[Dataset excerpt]
++++++++++

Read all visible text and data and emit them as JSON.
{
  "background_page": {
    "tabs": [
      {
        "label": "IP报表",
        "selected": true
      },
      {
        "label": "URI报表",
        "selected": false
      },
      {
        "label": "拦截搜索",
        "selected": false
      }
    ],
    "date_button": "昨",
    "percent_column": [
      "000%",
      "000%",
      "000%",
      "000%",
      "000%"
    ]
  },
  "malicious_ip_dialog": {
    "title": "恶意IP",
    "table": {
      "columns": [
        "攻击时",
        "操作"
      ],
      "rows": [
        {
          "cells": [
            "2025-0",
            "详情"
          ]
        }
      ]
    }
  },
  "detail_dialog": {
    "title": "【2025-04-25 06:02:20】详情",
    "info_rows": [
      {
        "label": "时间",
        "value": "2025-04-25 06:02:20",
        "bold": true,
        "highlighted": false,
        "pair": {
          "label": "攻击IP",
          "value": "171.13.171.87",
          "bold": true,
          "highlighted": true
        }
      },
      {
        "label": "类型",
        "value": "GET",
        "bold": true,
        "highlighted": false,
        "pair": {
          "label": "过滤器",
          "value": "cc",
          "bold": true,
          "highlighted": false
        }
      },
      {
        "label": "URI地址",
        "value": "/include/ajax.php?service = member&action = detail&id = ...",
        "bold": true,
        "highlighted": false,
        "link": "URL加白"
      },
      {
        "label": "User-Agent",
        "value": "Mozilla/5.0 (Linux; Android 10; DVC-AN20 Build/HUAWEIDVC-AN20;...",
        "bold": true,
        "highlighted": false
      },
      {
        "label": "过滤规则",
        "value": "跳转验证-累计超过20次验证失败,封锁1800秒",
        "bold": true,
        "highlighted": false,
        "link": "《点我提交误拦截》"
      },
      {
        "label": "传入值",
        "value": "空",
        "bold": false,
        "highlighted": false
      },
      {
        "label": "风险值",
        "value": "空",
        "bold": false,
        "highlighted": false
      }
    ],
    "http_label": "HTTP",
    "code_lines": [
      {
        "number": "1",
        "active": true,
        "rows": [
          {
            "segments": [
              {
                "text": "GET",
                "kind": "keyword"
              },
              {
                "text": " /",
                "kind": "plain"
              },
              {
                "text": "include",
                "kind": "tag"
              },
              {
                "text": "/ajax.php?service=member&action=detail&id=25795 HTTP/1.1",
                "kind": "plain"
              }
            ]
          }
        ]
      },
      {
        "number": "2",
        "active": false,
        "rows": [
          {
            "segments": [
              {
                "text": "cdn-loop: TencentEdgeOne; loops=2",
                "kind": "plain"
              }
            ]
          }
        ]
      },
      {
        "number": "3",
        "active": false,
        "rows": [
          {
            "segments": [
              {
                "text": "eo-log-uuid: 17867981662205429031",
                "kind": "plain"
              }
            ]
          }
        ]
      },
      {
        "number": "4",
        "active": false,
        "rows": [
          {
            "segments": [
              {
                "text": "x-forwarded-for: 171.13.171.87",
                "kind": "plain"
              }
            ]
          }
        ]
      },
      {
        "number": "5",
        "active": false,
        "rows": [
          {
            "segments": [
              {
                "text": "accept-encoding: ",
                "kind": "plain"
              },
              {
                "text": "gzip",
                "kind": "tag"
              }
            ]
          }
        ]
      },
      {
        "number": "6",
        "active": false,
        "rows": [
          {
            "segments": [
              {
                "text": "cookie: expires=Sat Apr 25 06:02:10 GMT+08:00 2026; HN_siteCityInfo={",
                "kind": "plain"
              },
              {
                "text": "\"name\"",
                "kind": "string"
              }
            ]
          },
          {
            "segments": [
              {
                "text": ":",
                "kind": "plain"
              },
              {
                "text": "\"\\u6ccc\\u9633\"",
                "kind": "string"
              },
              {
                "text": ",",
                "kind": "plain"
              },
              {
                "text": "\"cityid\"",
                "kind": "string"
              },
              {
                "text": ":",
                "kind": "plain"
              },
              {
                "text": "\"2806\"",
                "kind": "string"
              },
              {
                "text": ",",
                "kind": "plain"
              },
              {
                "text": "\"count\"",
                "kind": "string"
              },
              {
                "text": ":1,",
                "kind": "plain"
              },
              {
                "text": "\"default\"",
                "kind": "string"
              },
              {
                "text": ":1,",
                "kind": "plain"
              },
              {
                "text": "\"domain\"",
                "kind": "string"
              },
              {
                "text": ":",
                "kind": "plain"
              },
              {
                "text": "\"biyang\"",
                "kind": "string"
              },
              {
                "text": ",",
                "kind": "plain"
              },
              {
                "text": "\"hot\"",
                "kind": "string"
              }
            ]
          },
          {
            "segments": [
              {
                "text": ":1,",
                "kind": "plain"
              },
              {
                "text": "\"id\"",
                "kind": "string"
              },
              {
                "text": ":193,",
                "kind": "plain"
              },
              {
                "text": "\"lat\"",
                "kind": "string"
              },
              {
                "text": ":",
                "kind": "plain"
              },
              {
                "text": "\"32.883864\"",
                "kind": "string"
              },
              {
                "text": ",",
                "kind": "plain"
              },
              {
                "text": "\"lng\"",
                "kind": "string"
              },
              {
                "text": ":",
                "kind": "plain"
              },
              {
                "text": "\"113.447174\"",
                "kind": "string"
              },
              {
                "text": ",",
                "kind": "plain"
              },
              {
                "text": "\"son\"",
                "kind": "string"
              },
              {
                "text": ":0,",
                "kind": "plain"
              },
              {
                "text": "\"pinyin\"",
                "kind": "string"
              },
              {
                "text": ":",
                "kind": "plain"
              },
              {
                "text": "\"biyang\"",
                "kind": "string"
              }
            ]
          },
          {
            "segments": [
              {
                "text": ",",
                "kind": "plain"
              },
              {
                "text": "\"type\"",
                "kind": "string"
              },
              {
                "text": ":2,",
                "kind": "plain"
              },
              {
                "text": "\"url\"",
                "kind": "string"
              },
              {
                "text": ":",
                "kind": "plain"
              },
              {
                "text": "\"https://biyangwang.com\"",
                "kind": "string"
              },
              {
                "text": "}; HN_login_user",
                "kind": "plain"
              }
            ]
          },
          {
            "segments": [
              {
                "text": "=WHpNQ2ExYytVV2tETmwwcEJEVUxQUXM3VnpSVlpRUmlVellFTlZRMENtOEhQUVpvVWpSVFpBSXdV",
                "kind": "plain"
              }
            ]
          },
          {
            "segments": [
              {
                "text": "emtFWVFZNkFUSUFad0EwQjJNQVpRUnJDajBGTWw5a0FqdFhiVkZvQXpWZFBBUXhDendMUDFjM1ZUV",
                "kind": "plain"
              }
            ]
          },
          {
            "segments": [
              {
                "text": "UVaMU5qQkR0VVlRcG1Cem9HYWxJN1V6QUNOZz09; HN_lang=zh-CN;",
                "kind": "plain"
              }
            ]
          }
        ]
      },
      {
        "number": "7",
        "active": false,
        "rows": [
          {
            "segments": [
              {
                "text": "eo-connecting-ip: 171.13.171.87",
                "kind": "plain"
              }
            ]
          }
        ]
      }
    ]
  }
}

++++++++++

• CHALLENGE
Reproduce every record, matching each line exactly.

• SOLVED EXERCISE
Read all visible text and data and emit them as JSON.
{
  "background_page": {
    "tabs": [
      {
        "label": "IP报表",
        "selected": true
      },
      {
        "label": "URI报表",
        "selected": false
      },
      {
        "label": "拦截搜索",
        "selected": false
      }
    ],
    "date_button": "昨",
    "percent_column": [
      "000%",
      "000%",
      "000%",
      "000%",
      "000%"
    ]
  },
  "malicious_ip_dialog": {
    "title": "恶意IP",
    "table": {
      "columns": [
        "攻击时",
        "操作"
      ],
      "rows": [
        {
          "cells": [
            "2025-0",
            "详情"
          ]
        }
      ]
    }
  },
  "detail_dialog": {
    "title": "【2025-04-25 06:02:20】详情",
    "info_rows": [
      {
        "label": "时间",
        "value": "2025-04-25 06:02:20",
        "bold": true,
        "highlighted": false,
        "pair": {
          "label": "攻击IP",
          "value": "171.13.171.87",
          "bold": true,
          "highlighted": true
        }
      },
      {
        "label": "类型",
        "value": "GET",
        "bold": true,
        "highlighted": false,
        "pair": {
          "label": "过滤器",
          "value": "cc",
          "bold": true,
          "highlighted": false
        }
      },
      {
        "label": "URI地址",
        "value": "/include/ajax.php?service = member&action = detail&id = ...",
        "bold": true,
        "highlighted": false,
        "link": "URL加白"
      },
      {
        "label": "User-Agent",
        "value": "Mozilla/5.0 (Linux; Android 10; DVC-AN20 Build/HUAWEIDVC-AN20;...",
        "bold": true,
        "highlighted": false
      },
      {
        "label": "过滤规则",
        "value": "跳转验证-累计超过20次验证失败,封锁1800秒",
        "bold": true,
        "highlighted": false,
        "link": "《点我提交误拦截》"
      },
      {
        "label": "传入值",
        "value": "空",
        "bold": false,
        "highlighted": false
      },
      {
        "label": "风险值",
        "value": "空",
        "bold": false,
        "highlighted": false
      }
    ],
    "http_label": "HTTP",
    "code_lines": [
      {
        "number": "1",
        "active": true,
        "rows": [
          {
            "segments": [
              {
                "text": "GET",
                "kind": "keyword"
              },
              {
                "text": " /",
                "kind": "plain"
              },
              {
                "text": "include",
                "kind": "tag"
              },
              {
                "text": "/ajax.php?service=member&action=detail&id=25795 HTTP/1.1",
                "kind": "plain"
              }
            ]
          }
        ]
      },
      {
        "number": "2",
        "active": false,
        "rows": [
          {
            "segments": [
              {
                "text": "cdn-loop: TencentEdgeOne; loops=2",
                "kind": "plain"
              }
            ]
          }
        ]
      },
      {
        "number": "3",
        "active": false,
        "rows": [
          {
            "segments": [
              {
                "text": "eo-log-uuid: 17867981662205429031",
                "kind": "plain"
              }
            ]
          }
        ]
      },
      {
        "number": "4",
        "active": false,
        "rows": [
          {
            "segments": [
              {
                "text": "x-forwarded-for: 171.13.171.87",
                "kind": "plain"
              }
            ]
          }
        ]
      },
      {
        "number": "5",
        "active": false,
        "rows": [
          {
            "segments": [
              {
                "text": "accept-encoding: ",
                "kind": "plain"
              },
              {
                "text": "gzip",
                "kind": "tag"
              }
            ]
          }
        ]
      },
      {
        "number": "6",
        "active": false,
        "rows": [
          {
            "segments": [
              {
                "text": "cookie: expires=Sat Apr 25 06:02:10 GMT+08:00 2026; HN_siteCityInfo={",
                "kind": "plain"
              },
              {
                "text": "\"name\"",
                "kind": "string"
              }
            ]
          },
          {
            "segments": [
              {
                "text": ":",
                "kind": "plain"
              },
              {
                "text": "\"\\u6ccc\\u9633\"",
                "kind": "string"
              },
              {
                "text": ",",
                "kind": "plain"
              },
              {
                "text": "\"cityid\"",
                "kind": "string"
              },
              {
                "text": ":",
                "kind": "plain"
              },
              {
                "text": "\"2806\"",
                "kind": "string"
              },
              {
                "text": ",",
                "kind": "plain"
              },
              {
                "text": "\"count\"",
                "kind": "string"
              },
              {
                "text": ":1,",
                "kind": "plain"
              },
              {
                "text": "\"default\"",
                "kind": "string"
              },
              {
                "text": ":1,",
                "kind": "plain"
              },
              {
                "text": "\"domain\"",
                "kind": "string"
              },
              {
                "text": ":",
                "kind": "plain"
              },
              {
                "text": "\"biyang\"",
                "kind": "string"
              },
              {
                "text": ",",
                "kind": "plain"
              },
              {
                "text": "\"hot\"",
                "kind": "string"
              }
            ]
          },
          {
            "segments": [
              {
                "text": ":1,",
                "kind": "plain"
              },
              {
                "text": "\"id\"",
                "kind": "string"
              },
              {
                "text": ":193,",
                "kind": "plain"
              },
              {
                "text": "\"lat\"",
                "kind": "string"
              },
              {
                "text": ":",
                "kind": "plain"
              },
              {
                "text": "\"32.883864\"",
                "kind": "string"
              },
              {
                "text": ",",
                "kind": "plain"
              },
              {
                "text": "\"lng\"",
                "kind": "string"
              },
              {
                "text": ":",
                "kind": "plain"
              },
              {
                "text": "\"113.447174\"",
                "kind": "string"
              },
              {
                "text": ",",
                "kind": "plain"
              },
              {
                "text": "\"son\"",
                "kind": "string"
              },
              {
                "text": ":0,",
                "kind": "plain"
              },
              {
                "text": "\"pinyin\"",
                "kind": "string"
              },
              {
                "text": ":",
                "kind": "plain"
              },
              {
                "text": "\"biyang\"",
                "kind": "string"
              }
            ]
          },
          {
            "segments": [
              {
                "text": ",",
                "kind": "plain"
              },
              {
                "text": "\"type\"",
                "kind": "string"
              },
              {
                "text": ":2,",
                "kind": "plain"
              },
              {
                "text": "\"url\"",
                "kind": "string"
              },
              {
                "text": ":",
                "kind": "plain"
              },
              {
                "text": "\"https://biyangwang.com\"",
                "kind": "string"
              },
              {
                "text": "}; HN_login_user",
                "kind": "plain"
              }
            ]
          },
          {
            "segments": [
              {
                "text": "=WHpNQ2ExYytVV2tETmwwcEJEVUxQUXM3VnpSVlpRUmlVellFTlZRMENtOEhQUVpvVWpSVFpBSXdV",
                "kind": "plain"
              }
            ]
          },
          {
            "segments": [
              {
                "text": "emtFWVFZNkFUSUFad0EwQjJNQVpRUnJDajBGTWw5a0FqdFhiVkZvQXpWZFBBUXhDendMUDFjM1ZUV",
                "kind": "plain"
              }
            ]
          },
          {
            "segments": [
              {
                "text": "UVaMU5qQkR0VVlRcG1Cem9HYWxJN1V6QUNOZz09; HN_lang=zh-CN;",
                "kind": "plain"
              }
            ]
          }
        ]
      },
      {
        "number": "7",
        "active": false,
        "rows": [
          {
            "segments": [
              {
                "text": "eo-connecting-ip: 171.13.171.87",
                "kind": "plain"
              }
            ]
          }
        ]
      }
    ]
  }
}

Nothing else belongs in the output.